Write out the records that appear below, verbatim and complete, but without pictures.

::: ENTRIES :::

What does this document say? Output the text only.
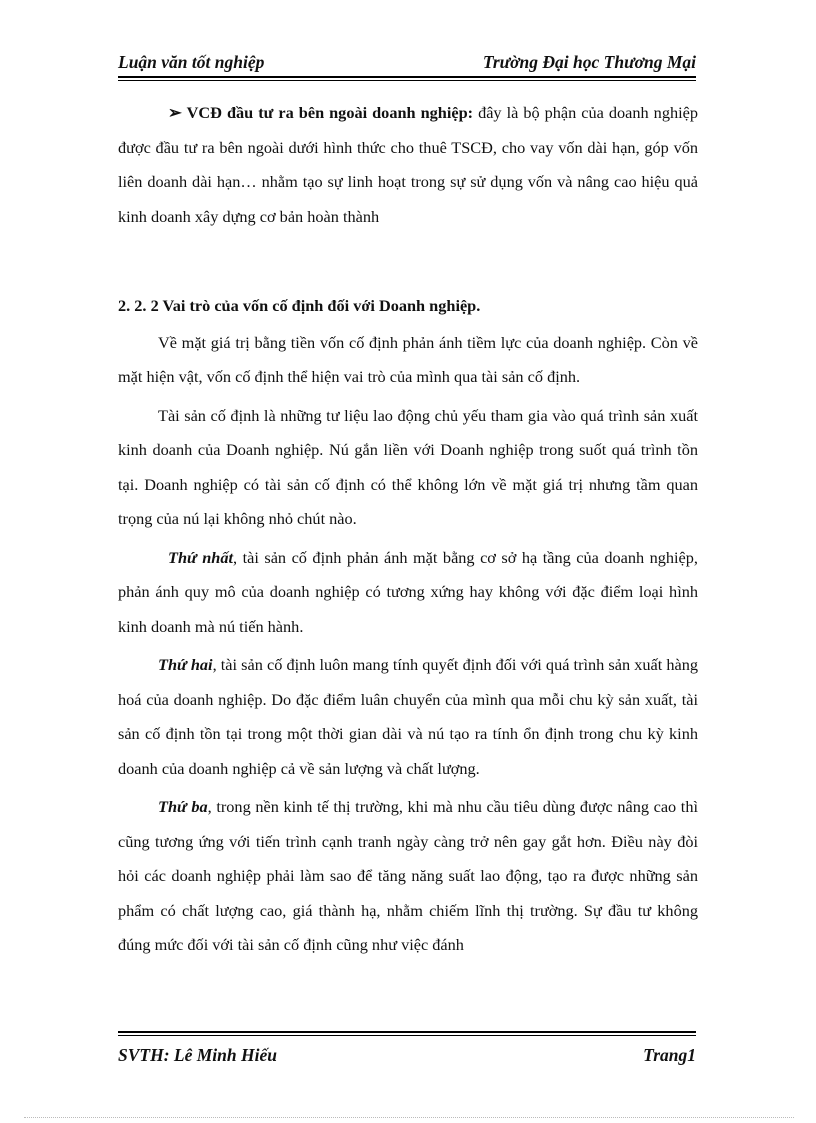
Luận văn tốt nghiệp	Trường Đại học Thương Mại

➢ VCĐ đầu tư ra bên ngoài doanh nghiệp: đây là bộ phận của doanh nghiệp được đầu tư ra bên ngoài dưới hình thức cho thuê TSCĐ, cho vay vốn dài hạn, góp vốn liên doanh dài hạn… nhằm tạo sự linh hoạt trong sự sử dụng vốn và nâng cao hiệu quả kinh doanh xây dựng cơ bản hoàn thành

2. 2. 2 Vai trò của vốn cố định đối với Doanh nghiệp.

Về mặt giá trị bằng tiền vốn cố định phản ánh tiềm lực của doanh nghiệp. Còn về mặt hiện vật, vốn cố định thể hiện vai trò của mình qua tài sản cố định.

Tài sản cố định là những tư liệu lao động chủ yếu tham gia vào quá trình sản xuất kinh doanh của Doanh nghiệp. Nú gắn liền với Doanh nghiệp trong suốt quá trình tồn tại. Doanh nghiệp có tài sản cố định có thể không lớn về mặt giá trị nhưng tầm quan trọng của nú lại không nhỏ chút nào.

Thứ nhất, tài sản cố định phản ánh mặt bằng cơ sở hạ tầng của doanh nghiệp, phản ánh quy mô của doanh nghiệp có tương xứng hay không với đặc điểm loại hình kinh doanh mà nú tiến hành.

Thứ hai, tài sản cố định luôn mang tính quyết định đối với quá trình sản xuất hàng hoá của doanh nghiệp. Do đặc điểm luân chuyển của mình qua mỗi chu kỳ sản xuất, tài sản cố định tồn tại trong một thời gian dài và nú tạo ra tính ổn định trong chu kỳ kinh doanh của doanh nghiệp cả về sản lượng và chất lượng.

Thứ ba, trong nền kinh tế thị trường, khi mà nhu cầu tiêu dùng được nâng cao thì cũng tương ứng với tiến trình cạnh tranh ngày càng trở nên gay gắt hơn. Điều này đòi hỏi các doanh nghiệp phải làm sao để tăng năng suất lao động, tạo ra được những sản phẩm có chất lượng cao, giá thành hạ, nhằm chiếm lĩnh thị trường. Sự đầu tư không đúng mức đối với tài sản cố định cũng như việc đánh

SVTH: Lê Minh Hiếu	Trang1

:::

FULL SOLUTION =
What does this document say? Output the text only.
Luận văn tốt nghiệp	Trường Đại học Thương Mại

➢ VCĐ đầu tư ra bên ngoài doanh nghiệp: đây là bộ phận của doanh nghiệp được đầu tư ra bên ngoài dưới hình thức cho thuê TSCĐ, cho vay vốn dài hạn, góp vốn liên doanh dài hạn… nhằm tạo sự linh hoạt trong sự sử dụng vốn và nâng cao hiệu quả kinh doanh xây dựng cơ bản hoàn thành

2. 2. 2 Vai trò của vốn cố định đối với Doanh nghiệp.

Về mặt giá trị bằng tiền vốn cố định phản ánh tiềm lực của doanh nghiệp. Còn về mặt hiện vật, vốn cố định thể hiện vai trò của mình qua tài sản cố định.

Tài sản cố định là những tư liệu lao động chủ yếu tham gia vào quá trình sản xuất kinh doanh của Doanh nghiệp. Nú gắn liền với Doanh nghiệp trong suốt quá trình tồn tại. Doanh nghiệp có tài sản cố định có thể không lớn về mặt giá trị nhưng tầm quan trọng của nú lại không nhỏ chút nào.

Thứ nhất, tài sản cố định phản ánh mặt bằng cơ sở hạ tầng của doanh nghiệp, phản ánh quy mô của doanh nghiệp có tương xứng hay không với đặc điểm loại hình kinh doanh mà nú tiến hành.

Thứ hai, tài sản cố định luôn mang tính quyết định đối với quá trình sản xuất hàng hoá của doanh nghiệp. Do đặc điểm luân chuyển của mình qua mỗi chu kỳ sản xuất, tài sản cố định tồn tại trong một thời gian dài và nú tạo ra tính ổn định trong chu kỳ kinh doanh của doanh nghiệp cả về sản lượng và chất lượng.

Thứ ba, trong nền kinh tế thị trường, khi mà nhu cầu tiêu dùng được nâng cao thì cũng tương ứng với tiến trình cạnh tranh ngày càng trở nên gay gắt hơn. Điều này đòi hỏi các doanh nghiệp phải làm sao để tăng năng suất lao động, tạo ra được những sản phẩm có chất lượng cao, giá thành hạ, nhằm chiếm lĩnh thị trường. Sự đầu tư không đúng mức đối với tài sản cố định cũng như việc đánh

SVTH: Lê Minh Hiếu	Trang1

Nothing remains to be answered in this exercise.